— Start ENTRIES SUPPLIED —
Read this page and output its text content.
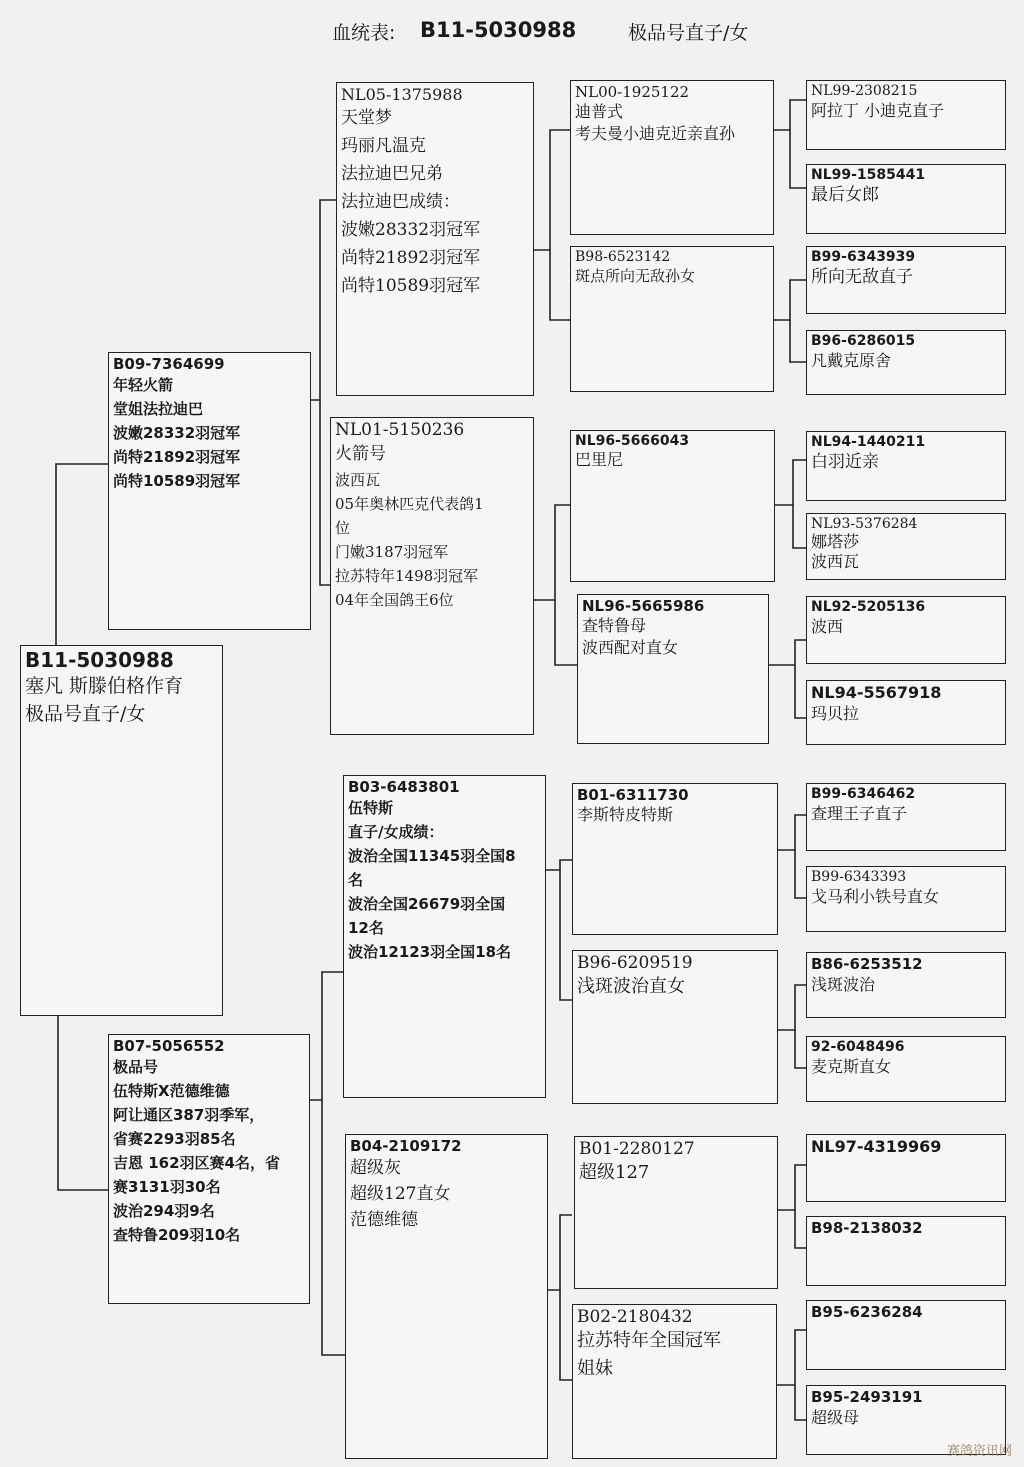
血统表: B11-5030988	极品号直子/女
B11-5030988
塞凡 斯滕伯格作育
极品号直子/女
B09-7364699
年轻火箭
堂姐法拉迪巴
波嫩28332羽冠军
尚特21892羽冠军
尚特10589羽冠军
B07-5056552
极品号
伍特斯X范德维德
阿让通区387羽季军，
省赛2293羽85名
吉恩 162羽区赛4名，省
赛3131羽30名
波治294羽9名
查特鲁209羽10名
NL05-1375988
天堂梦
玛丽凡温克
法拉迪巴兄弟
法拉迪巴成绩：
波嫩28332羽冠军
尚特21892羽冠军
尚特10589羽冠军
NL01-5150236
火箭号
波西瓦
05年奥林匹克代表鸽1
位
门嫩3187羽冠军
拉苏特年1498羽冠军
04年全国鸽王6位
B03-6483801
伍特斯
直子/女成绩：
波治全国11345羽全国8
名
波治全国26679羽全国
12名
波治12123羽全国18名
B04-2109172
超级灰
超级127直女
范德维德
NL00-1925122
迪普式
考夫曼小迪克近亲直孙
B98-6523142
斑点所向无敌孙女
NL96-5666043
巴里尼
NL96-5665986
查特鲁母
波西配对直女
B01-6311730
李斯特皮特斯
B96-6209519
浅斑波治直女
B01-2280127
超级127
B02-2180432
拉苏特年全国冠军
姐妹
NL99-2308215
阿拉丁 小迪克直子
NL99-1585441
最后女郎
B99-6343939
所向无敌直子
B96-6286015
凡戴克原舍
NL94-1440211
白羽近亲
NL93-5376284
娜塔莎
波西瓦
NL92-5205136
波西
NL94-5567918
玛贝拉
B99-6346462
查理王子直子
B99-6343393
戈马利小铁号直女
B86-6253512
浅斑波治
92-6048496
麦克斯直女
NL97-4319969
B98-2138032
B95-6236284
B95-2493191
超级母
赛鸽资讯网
— End ENTRIES SUPPLIED —
— Start ENTRIES SUPPLIED —
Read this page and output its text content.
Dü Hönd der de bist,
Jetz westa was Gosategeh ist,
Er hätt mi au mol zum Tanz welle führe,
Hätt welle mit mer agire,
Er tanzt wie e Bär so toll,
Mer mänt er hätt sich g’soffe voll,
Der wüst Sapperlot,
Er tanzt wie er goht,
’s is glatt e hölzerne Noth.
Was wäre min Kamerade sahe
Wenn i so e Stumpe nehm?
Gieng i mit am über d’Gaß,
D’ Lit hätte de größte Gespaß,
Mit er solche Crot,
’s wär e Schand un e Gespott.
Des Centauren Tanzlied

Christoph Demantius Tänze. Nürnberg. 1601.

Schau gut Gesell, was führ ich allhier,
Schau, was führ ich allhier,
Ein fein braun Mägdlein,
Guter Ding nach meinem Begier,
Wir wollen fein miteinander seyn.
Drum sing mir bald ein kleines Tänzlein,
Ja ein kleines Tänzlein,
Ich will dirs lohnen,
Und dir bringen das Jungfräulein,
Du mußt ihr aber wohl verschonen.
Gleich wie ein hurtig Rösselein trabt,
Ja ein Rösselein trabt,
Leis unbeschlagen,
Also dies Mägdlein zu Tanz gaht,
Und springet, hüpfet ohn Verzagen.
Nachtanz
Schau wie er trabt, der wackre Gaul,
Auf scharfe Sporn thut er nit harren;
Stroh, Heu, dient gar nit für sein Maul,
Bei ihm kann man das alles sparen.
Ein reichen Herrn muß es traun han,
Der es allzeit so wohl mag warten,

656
— End ENTRIES SUPPLIED —
— Start ENTRIES SUPPLIED —
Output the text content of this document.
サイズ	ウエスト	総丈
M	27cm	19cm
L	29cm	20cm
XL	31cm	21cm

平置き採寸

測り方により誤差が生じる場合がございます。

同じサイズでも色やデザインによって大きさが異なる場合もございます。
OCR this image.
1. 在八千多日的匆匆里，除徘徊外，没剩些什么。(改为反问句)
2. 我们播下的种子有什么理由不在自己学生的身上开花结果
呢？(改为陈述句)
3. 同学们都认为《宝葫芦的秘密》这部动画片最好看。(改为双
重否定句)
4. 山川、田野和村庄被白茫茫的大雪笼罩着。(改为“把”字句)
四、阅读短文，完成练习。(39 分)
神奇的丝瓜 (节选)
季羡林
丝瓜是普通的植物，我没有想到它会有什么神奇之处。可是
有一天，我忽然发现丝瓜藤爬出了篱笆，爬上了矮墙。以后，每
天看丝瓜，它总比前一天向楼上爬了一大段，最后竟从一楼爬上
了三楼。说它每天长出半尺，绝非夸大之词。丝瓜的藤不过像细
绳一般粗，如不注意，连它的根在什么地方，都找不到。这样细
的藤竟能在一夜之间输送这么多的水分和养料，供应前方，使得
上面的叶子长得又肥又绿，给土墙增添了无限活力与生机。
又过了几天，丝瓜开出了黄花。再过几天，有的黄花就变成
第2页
— End ENTRIES SUPPLIED —
> [AIM OF THE TASK]: Determine how many lines of the listing above hold the word "welle". Report that number without anything else.

> [RESULT FOR THIS EXERCISE]: 2